> **Exercise requirements**: In the listing below, locate the lines that hold the string "JSON". Copy those lines.

Figure record listings:

# # #

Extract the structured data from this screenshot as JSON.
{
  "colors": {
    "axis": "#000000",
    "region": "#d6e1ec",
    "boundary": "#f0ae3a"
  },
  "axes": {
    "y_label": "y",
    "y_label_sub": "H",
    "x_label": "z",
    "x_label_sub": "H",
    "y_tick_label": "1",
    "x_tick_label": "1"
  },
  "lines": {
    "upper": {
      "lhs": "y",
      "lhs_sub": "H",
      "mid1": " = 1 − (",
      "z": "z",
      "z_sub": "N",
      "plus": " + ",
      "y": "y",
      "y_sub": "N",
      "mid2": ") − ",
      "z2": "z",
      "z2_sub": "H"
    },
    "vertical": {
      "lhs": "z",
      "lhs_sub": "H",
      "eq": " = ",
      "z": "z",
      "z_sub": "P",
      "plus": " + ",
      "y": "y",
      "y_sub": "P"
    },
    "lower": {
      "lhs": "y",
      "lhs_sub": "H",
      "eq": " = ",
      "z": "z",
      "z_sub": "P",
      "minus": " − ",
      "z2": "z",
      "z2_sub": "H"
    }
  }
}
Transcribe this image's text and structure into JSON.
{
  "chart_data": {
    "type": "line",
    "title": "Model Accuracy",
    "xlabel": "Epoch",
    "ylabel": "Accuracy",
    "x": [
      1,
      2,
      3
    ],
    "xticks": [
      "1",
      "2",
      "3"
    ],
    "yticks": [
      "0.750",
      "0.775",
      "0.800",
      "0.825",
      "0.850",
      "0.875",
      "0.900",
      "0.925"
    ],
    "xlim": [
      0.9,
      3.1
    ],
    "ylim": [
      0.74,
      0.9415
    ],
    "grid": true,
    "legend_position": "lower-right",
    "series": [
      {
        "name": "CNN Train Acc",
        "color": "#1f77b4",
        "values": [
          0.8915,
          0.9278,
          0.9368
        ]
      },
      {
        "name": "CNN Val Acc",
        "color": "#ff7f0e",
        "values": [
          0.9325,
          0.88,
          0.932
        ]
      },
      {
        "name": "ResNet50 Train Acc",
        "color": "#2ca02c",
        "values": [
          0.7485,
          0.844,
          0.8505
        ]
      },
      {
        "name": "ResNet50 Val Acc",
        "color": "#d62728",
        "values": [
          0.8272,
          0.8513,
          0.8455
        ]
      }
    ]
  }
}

# # #

> **Answer to this task**:
Extract the structured data from this screenshot as JSON.
Transcribe this image's text and structure into JSON.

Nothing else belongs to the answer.